Goal: Will you give every entry again exactly as it stands?

Given data:
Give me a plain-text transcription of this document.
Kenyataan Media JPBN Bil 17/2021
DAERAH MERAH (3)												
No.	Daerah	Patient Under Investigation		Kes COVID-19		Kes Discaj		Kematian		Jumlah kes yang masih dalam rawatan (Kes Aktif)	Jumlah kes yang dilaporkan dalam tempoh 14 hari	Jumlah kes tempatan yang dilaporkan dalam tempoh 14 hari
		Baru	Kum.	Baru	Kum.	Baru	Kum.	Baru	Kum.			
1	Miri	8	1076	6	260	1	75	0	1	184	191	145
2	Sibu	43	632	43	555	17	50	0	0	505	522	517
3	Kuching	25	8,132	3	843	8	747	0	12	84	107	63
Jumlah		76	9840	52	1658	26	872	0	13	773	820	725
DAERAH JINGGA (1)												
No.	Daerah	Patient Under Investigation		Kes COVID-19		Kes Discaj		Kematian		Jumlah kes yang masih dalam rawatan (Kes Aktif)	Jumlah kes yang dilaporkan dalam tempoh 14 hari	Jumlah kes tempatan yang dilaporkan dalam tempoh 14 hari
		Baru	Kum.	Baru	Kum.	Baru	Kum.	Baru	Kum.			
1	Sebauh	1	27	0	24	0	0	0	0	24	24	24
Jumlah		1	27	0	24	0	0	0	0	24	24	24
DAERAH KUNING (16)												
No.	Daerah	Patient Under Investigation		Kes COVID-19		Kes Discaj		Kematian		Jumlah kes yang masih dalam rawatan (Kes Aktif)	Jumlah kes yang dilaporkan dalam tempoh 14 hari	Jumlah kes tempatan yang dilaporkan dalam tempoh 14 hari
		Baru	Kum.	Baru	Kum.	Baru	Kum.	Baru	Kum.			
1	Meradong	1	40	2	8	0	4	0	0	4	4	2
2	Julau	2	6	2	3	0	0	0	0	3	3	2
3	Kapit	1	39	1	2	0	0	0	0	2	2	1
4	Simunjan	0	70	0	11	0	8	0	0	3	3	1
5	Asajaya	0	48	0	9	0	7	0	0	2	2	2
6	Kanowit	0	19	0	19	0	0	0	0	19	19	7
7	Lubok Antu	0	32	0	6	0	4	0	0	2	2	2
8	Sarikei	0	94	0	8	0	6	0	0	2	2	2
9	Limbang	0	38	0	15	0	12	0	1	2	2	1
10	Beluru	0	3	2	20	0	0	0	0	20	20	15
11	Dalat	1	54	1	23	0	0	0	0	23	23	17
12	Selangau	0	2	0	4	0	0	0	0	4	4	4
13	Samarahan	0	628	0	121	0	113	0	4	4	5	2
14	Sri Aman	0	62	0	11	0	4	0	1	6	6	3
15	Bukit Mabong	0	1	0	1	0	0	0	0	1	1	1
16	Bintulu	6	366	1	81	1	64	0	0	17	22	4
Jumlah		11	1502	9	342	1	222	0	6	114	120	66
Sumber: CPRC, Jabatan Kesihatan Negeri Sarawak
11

Output for this exercise:
Give me a plain-text transcription of this document.
Kenyataan Media JPBN Bil 17/2021
DAERAH MERAH (3)												
No.	Daerah	Patient Under Investigation		Kes COVID-19		Kes Discaj		Kematian		Jumlah kes yang masih dalam rawatan (Kes Aktif)	Jumlah kes yang dilaporkan dalam tempoh 14 hari	Jumlah kes tempatan yang dilaporkan dalam tempoh 14 hari
		Baru	Kum.	Baru	Kum.	Baru	Kum.	Baru	Kum.			
1	Miri	8	1076	6	260	1	75	0	1	184	191	145
2	Sibu	43	632	43	555	17	50	0	0	505	522	517
3	Kuching	25	8,132	3	843	8	747	0	12	84	107	63
Jumlah		76	9840	52	1658	26	872	0	13	773	820	725
DAERAH JINGGA (1)												
No.	Daerah	Patient Under Investigation		Kes COVID-19		Kes Discaj		Kematian		Jumlah kes yang masih dalam rawatan (Kes Aktif)	Jumlah kes yang dilaporkan dalam tempoh 14 hari	Jumlah kes tempatan yang dilaporkan dalam tempoh 14 hari
		Baru	Kum.	Baru	Kum.	Baru	Kum.	Baru	Kum.			
1	Sebauh	1	27	0	24	0	0	0	0	24	24	24
Jumlah		1	27	0	24	0	0	0	0	24	24	24
DAERAH KUNING (16)												
No.	Daerah	Patient Under Investigation		Kes COVID-19		Kes Discaj		Kematian		Jumlah kes yang masih dalam rawatan (Kes Aktif)	Jumlah kes yang dilaporkan dalam tempoh 14 hari	Jumlah kes tempatan yang dilaporkan dalam tempoh 14 hari
		Baru	Kum.	Baru	Kum.	Baru	Kum.	Baru	Kum.			
1	Meradong	1	40	2	8	0	4	0	0	4	4	2
2	Julau	2	6	2	3	0	0	0	0	3	3	2
3	Kapit	1	39	1	2	0	0	0	0	2	2	1
4	Simunjan	0	70	0	11	0	8	0	0	3	3	1
5	Asajaya	0	48	0	9	0	7	0	0	2	2	2
6	Kanowit	0	19	0	19	0	0	0	0	19	19	7
7	Lubok Antu	0	32	0	6	0	4	0	0	2	2	2
8	Sarikei	0	94	0	8	0	6	0	0	2	2	2
9	Limbang	0	38	0	15	0	12	0	1	2	2	1
10	Beluru	0	3	2	20	0	0	0	0	20	20	15
11	Dalat	1	54	1	23	0	0	0	0	23	23	17
12	Selangau	0	2	0	4	0	0	0	0	4	4	4
13	Samarahan	0	628	0	121	0	113	0	4	4	5	2
14	Sri Aman	0	62	0	11	0	4	0	1	6	6	3
15	Bukit Mabong	0	1	0	1	0	0	0	0	1	1	1
16	Bintulu	6	366	1	81	1	64	0	0	17	22	4
Jumlah		11	1502	9	342	1	222	0	6	114	120	66
Sumber: CPRC, Jabatan Kesihatan Negeri Sarawak
11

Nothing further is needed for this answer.